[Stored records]
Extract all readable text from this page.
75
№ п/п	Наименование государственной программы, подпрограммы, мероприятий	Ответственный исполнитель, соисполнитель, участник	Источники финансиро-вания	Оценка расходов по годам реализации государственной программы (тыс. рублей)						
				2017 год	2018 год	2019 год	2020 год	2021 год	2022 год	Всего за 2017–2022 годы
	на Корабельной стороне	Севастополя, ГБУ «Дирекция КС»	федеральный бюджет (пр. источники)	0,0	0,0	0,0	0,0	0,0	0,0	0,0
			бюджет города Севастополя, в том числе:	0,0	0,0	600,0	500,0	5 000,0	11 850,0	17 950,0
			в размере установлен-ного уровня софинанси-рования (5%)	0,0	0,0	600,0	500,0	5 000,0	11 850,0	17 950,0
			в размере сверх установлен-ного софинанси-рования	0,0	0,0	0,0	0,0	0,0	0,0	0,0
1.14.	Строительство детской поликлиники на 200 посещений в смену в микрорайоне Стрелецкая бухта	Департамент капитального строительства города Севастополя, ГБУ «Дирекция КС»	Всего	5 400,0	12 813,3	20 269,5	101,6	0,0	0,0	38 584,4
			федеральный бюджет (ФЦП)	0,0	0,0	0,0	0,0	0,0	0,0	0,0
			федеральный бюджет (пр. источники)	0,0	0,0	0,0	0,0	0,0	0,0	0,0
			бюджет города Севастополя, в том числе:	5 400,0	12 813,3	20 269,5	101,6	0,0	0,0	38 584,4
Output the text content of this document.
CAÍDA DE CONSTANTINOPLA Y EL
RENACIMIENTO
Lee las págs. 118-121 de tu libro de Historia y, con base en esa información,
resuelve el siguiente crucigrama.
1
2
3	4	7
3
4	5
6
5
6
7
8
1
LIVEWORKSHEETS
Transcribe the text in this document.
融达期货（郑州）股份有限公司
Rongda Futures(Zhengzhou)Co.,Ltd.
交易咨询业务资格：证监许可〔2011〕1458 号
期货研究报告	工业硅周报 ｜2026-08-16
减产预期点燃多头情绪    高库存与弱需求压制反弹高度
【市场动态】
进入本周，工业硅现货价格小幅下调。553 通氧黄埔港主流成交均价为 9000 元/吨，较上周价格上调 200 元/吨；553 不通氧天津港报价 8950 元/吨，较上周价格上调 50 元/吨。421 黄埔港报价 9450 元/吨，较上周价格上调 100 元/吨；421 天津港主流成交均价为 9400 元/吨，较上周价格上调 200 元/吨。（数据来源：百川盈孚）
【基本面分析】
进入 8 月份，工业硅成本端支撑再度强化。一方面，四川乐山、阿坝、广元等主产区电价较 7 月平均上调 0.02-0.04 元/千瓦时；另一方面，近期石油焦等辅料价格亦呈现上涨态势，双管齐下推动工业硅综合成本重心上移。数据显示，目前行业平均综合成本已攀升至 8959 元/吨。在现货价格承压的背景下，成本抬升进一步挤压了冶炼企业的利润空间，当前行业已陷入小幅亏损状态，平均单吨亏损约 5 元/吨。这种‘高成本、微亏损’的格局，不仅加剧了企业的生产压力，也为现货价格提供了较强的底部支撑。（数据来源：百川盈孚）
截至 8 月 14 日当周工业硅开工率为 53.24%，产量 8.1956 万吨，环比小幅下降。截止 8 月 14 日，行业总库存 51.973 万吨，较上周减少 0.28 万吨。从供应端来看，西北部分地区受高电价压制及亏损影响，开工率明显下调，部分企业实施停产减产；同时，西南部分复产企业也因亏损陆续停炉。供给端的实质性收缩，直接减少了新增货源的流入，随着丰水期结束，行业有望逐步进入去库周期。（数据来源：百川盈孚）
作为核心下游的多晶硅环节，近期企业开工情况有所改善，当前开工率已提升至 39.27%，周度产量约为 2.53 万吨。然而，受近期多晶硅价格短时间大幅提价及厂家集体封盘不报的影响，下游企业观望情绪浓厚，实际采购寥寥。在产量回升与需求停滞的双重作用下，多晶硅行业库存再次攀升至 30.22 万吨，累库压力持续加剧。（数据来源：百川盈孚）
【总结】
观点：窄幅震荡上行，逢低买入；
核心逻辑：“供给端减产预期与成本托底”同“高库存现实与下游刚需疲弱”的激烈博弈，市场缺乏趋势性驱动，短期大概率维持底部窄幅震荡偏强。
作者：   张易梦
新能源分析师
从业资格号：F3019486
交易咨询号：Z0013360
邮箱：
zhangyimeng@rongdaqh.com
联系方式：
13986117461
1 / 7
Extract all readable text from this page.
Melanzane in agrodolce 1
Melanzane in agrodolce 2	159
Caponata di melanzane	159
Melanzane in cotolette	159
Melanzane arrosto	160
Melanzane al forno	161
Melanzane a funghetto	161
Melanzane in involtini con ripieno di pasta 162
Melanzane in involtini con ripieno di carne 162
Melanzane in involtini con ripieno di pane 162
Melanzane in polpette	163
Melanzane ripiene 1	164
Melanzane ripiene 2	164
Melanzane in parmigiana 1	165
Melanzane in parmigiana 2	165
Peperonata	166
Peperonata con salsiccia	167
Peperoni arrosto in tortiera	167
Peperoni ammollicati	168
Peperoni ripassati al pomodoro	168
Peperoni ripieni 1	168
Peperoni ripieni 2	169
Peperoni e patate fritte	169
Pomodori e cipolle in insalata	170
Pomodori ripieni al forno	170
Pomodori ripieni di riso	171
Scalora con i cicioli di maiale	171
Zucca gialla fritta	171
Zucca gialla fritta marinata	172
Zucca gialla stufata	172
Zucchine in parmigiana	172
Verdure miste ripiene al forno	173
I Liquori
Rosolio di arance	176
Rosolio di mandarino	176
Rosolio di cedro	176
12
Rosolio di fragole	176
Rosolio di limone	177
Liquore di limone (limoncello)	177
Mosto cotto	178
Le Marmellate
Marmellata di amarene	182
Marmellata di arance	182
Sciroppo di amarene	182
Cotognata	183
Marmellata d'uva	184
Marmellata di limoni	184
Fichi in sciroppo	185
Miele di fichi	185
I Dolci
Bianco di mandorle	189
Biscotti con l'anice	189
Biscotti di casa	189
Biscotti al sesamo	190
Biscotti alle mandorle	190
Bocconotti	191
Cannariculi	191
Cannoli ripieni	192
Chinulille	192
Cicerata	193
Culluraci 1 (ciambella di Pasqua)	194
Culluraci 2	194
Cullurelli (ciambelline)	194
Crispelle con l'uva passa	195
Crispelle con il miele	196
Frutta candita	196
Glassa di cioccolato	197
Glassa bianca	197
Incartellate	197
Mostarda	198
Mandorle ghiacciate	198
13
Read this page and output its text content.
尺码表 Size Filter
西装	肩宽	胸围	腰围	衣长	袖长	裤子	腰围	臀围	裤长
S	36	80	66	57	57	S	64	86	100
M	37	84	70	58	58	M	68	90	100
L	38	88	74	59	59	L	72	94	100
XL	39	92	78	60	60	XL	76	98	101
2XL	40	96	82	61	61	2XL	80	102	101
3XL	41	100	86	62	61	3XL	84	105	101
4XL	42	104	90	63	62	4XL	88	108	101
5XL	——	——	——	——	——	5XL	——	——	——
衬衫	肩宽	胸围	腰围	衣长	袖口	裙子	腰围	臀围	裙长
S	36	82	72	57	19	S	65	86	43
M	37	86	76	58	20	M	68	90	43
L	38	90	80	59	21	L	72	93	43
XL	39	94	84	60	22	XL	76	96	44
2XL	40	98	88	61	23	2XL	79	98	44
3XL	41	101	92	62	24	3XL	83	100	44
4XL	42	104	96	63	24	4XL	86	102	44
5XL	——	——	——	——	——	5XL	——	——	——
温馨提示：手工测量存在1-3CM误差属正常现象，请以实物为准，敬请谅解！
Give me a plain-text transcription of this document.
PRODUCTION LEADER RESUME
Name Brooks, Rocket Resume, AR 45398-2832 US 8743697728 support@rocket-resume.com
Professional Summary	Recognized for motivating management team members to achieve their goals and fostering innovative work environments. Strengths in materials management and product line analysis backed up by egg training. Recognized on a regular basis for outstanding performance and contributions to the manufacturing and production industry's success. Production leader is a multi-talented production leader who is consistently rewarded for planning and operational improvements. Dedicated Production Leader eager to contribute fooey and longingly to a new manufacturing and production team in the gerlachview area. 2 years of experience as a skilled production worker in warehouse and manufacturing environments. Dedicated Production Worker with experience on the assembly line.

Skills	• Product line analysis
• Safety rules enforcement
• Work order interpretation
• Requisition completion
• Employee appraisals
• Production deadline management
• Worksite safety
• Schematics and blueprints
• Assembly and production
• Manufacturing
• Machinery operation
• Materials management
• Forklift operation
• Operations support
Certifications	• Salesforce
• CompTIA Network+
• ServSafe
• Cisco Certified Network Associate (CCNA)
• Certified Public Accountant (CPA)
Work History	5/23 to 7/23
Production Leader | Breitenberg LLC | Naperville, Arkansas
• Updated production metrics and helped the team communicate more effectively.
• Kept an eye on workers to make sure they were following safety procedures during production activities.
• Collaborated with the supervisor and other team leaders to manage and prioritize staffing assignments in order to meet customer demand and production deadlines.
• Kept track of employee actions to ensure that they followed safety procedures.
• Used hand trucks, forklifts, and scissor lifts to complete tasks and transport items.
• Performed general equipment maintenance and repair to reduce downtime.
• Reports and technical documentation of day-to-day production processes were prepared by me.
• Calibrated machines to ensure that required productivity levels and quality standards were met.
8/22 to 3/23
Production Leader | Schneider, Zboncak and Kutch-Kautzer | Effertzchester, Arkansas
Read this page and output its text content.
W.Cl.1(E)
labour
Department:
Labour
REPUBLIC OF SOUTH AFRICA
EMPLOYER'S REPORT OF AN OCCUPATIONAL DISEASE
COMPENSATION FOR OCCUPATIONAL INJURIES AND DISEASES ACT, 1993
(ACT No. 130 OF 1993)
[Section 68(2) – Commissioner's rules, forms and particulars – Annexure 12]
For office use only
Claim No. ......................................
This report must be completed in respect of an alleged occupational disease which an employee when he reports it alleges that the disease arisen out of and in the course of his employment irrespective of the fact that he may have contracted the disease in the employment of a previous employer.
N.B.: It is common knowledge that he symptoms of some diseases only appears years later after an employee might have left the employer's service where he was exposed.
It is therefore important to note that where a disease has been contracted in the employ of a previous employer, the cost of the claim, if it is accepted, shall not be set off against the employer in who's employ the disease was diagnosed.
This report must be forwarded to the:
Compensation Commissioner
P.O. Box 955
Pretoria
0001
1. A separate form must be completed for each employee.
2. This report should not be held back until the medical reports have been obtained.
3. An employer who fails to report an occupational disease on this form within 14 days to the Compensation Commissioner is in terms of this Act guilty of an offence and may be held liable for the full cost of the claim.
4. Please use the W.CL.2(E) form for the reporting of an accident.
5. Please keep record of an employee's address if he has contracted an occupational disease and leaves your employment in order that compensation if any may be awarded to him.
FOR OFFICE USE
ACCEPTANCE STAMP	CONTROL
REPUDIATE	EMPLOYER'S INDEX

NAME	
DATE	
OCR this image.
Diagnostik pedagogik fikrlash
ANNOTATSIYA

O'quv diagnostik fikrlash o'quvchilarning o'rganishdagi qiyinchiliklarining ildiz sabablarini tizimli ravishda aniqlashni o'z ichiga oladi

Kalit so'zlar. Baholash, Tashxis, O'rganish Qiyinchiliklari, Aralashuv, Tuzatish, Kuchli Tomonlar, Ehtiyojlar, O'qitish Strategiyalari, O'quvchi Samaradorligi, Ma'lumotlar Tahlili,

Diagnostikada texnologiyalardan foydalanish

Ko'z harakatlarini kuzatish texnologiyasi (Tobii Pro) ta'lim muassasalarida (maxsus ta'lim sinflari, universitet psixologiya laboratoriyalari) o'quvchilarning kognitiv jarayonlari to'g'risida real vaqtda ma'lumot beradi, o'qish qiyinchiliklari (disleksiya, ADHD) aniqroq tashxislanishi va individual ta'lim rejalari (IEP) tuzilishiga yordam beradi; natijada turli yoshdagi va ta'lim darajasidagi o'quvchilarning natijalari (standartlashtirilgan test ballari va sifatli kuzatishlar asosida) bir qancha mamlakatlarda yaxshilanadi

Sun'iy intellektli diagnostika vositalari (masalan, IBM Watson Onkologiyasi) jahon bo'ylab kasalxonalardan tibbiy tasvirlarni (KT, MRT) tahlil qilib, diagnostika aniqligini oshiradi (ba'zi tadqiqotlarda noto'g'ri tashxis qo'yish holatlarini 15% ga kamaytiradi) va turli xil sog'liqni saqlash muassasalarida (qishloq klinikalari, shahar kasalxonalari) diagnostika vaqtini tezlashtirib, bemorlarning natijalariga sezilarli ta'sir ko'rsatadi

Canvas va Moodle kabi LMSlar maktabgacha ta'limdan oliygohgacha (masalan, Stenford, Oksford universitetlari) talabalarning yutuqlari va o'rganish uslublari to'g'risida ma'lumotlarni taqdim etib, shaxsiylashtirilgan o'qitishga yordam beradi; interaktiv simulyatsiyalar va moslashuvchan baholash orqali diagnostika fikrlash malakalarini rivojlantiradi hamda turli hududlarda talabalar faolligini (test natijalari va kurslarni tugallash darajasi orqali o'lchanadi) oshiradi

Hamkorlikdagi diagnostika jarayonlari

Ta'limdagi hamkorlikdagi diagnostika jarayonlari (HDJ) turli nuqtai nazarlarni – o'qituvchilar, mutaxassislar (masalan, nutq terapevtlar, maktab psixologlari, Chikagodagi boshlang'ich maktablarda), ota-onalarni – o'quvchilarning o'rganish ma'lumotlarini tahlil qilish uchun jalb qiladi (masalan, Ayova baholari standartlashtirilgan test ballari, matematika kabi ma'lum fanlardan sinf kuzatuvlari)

§ Task instructions
Pick out the lines containing the string "Севастополя" and show them.

§ Answer
	на Корабельной стороне	Севастополя, ГБУ «Дирекция КС»	федеральный бюджет (пр. источники)	0,0	0,0	0,0	0,0	0,0	0,0	0,0
			бюджет города Севастополя, в том числе:	0,0	0,0	600,0	500,0	5 000,0	11 850,0	17 950,0
1.14.	Строительство детской поликлиники на 200 посещений в смену в микрорайоне Стрелецкая бухта	Департамент капитального строительства города Севастополя, ГБУ «Дирекция КС»	Всего	5 400,0	12 813,3	20 269,5	101,6	0,0	0,0	38 584,4
			бюджет города Севастополя, в том числе:	5 400,0	12 813,3	20 269,5	101,6	0,0	0,0	38 584,4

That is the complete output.